Collect every line of the records below that contains the word "values".

***** Input for this task *****

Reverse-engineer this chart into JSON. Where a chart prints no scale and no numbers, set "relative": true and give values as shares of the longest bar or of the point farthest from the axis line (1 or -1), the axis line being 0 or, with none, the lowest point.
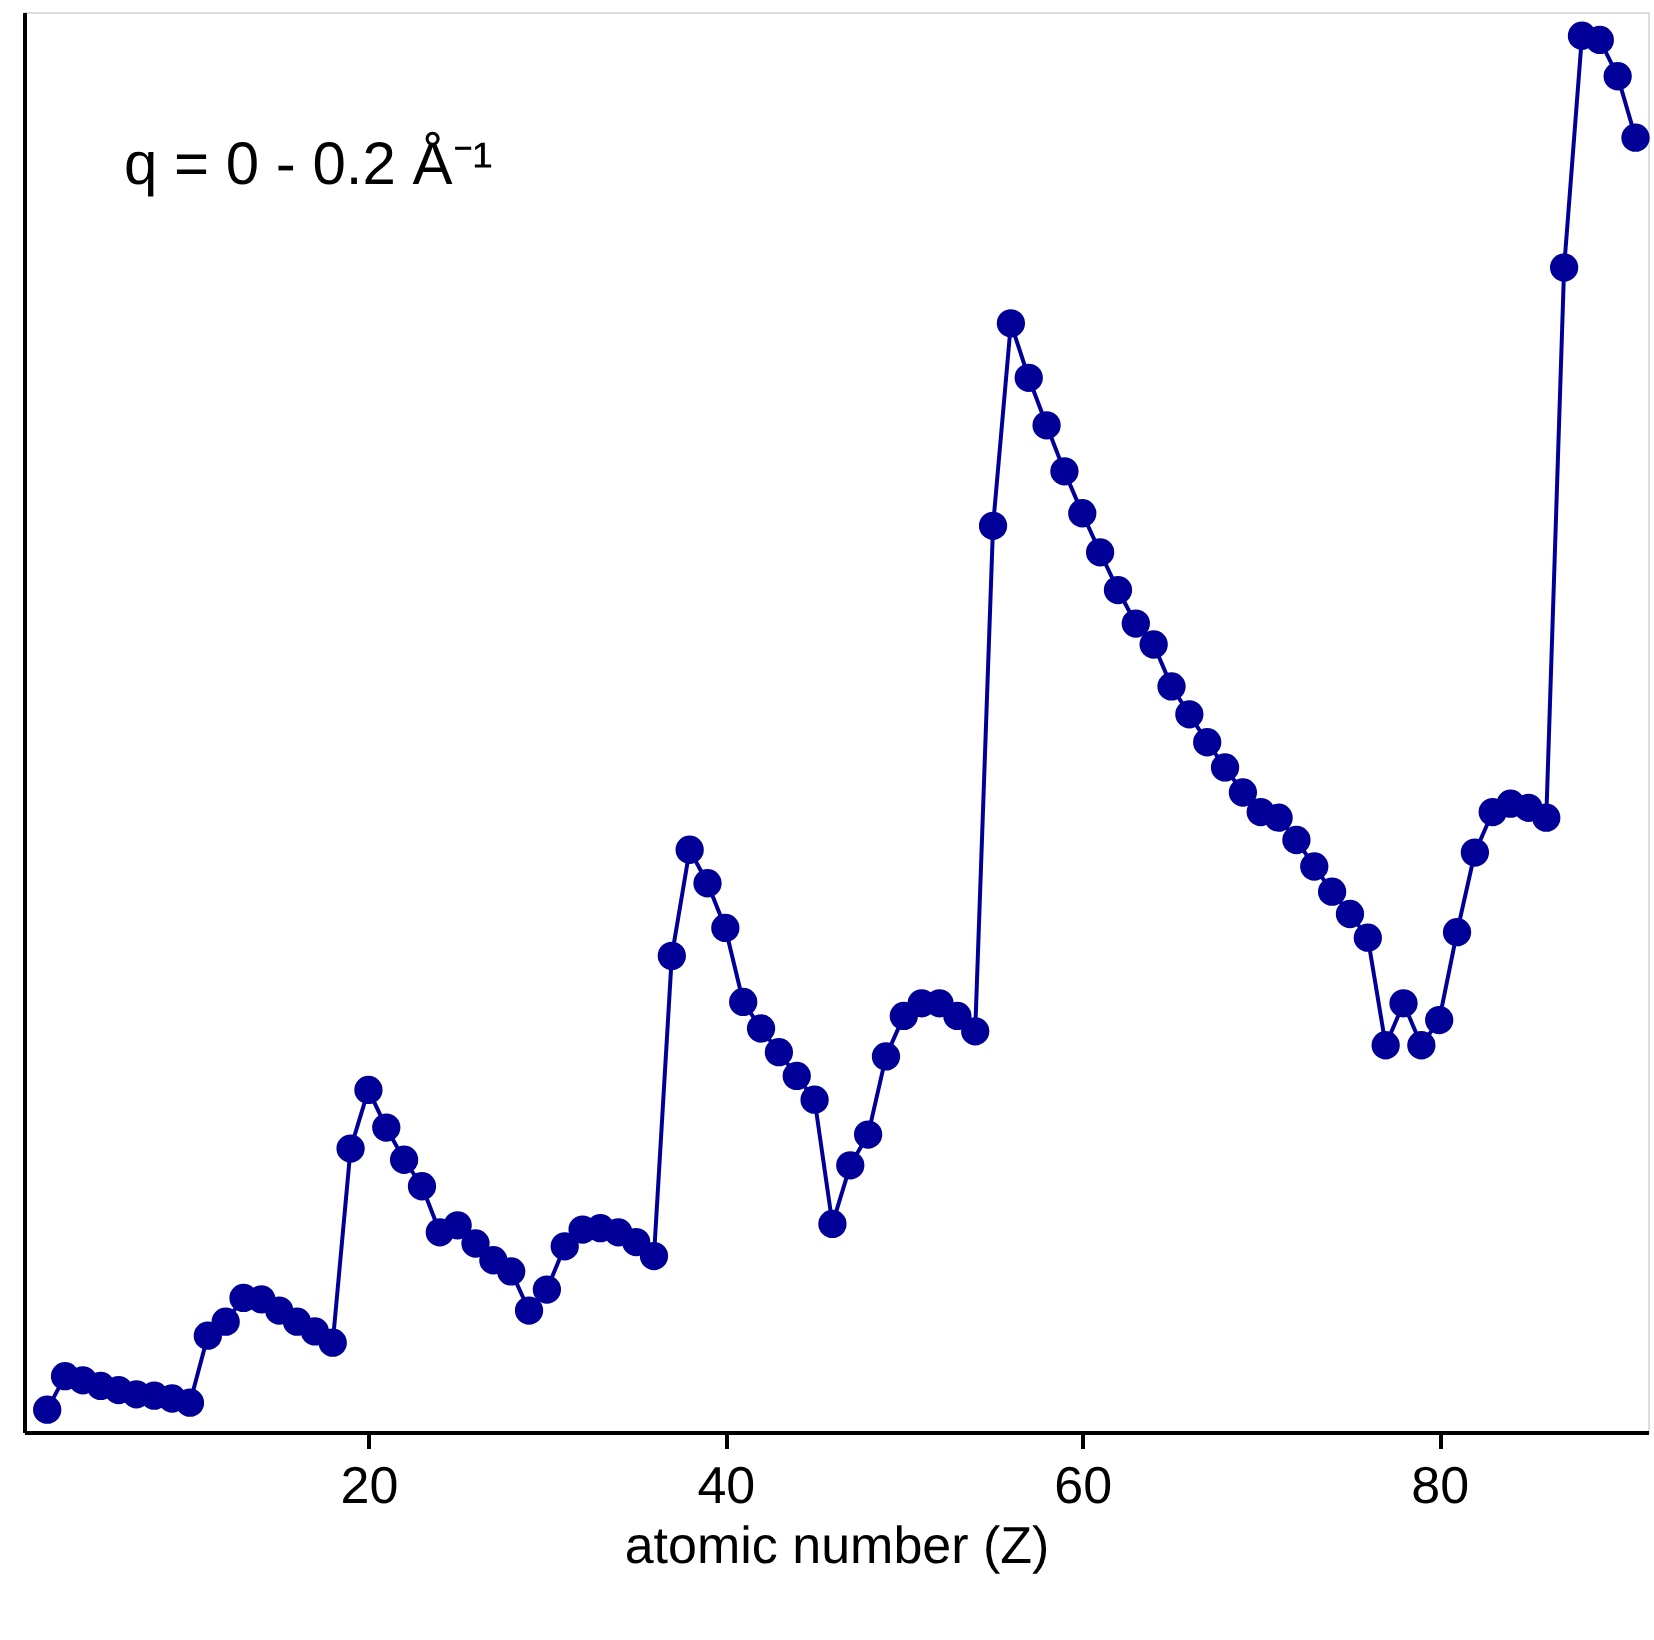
{
  "chart_data": {
    "type": "line",
    "relative": true,
    "xlabel": "atomic number (Z)",
    "annotations": [
      "q = 0 - 0.2 Å⁻¹"
    ],
    "x": [
      2,
      3,
      4,
      5,
      6,
      7,
      8,
      9,
      10,
      11,
      12,
      13,
      14,
      15,
      16,
      17,
      18,
      19,
      20,
      21,
      22,
      23,
      24,
      25,
      26,
      27,
      28,
      29,
      30,
      31,
      32,
      33,
      34,
      35,
      36,
      37,
      38,
      39,
      40,
      41,
      42,
      43,
      44,
      45,
      46,
      47,
      48,
      49,
      50,
      51,
      52,
      53,
      54,
      55,
      56,
      57,
      58,
      59,
      60,
      61,
      62,
      63,
      64,
      65,
      66,
      67,
      68,
      69,
      70,
      71,
      72,
      73,
      74,
      75,
      76,
      77,
      78,
      79,
      80,
      81,
      82,
      83,
      84,
      85,
      86,
      87,
      88,
      89,
      90,
      91
    ],
    "series": [
      {
        "color": "#000099",
        "values": [
          0.016,
          0.04,
          0.037,
          0.033,
          0.03,
          0.027,
          0.026,
          0.024,
          0.021,
          0.069,
          0.079,
          0.096,
          0.095,
          0.087,
          0.079,
          0.072,
          0.064,
          0.203,
          0.245,
          0.218,
          0.195,
          0.176,
          0.143,
          0.148,
          0.135,
          0.123,
          0.115,
          0.087,
          0.102,
          0.133,
          0.145,
          0.146,
          0.143,
          0.136,
          0.126,
          0.341,
          0.417,
          0.393,
          0.361,
          0.308,
          0.289,
          0.272,
          0.255,
          0.238,
          0.149,
          0.191,
          0.213,
          0.269,
          0.298,
          0.307,
          0.307,
          0.298,
          0.287,
          0.649,
          0.794,
          0.755,
          0.721,
          0.688,
          0.658,
          0.63,
          0.603,
          0.579,
          0.564,
          0.534,
          0.514,
          0.494,
          0.476,
          0.458,
          0.444,
          0.44,
          0.424,
          0.405,
          0.387,
          0.371,
          0.354,
          0.277,
          0.307,
          0.277,
          0.295,
          0.358,
          0.415,
          0.444,
          0.45,
          0.447,
          0.44,
          0.834,
          1,
          0.997,
          0.971,
          0.927
        ]
      }
    ],
    "xlim": [
      0.7,
      91.7
    ],
    "xticks": [
      20,
      40,
      60,
      80
    ],
    "tick_labels": "x",
    "grid": false,
    "marker": "circle",
    "line_style": "solid"
  }
}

*****

Solution:
Reverse-engineer this chart into JSON. Where a chart prints no scale and no numbers, set "relative": true and give values as shares of the longest bar or of the point farthest from the axis line (1 or -1), the axis line being 0 or, with none, the lowest point.
        "values": [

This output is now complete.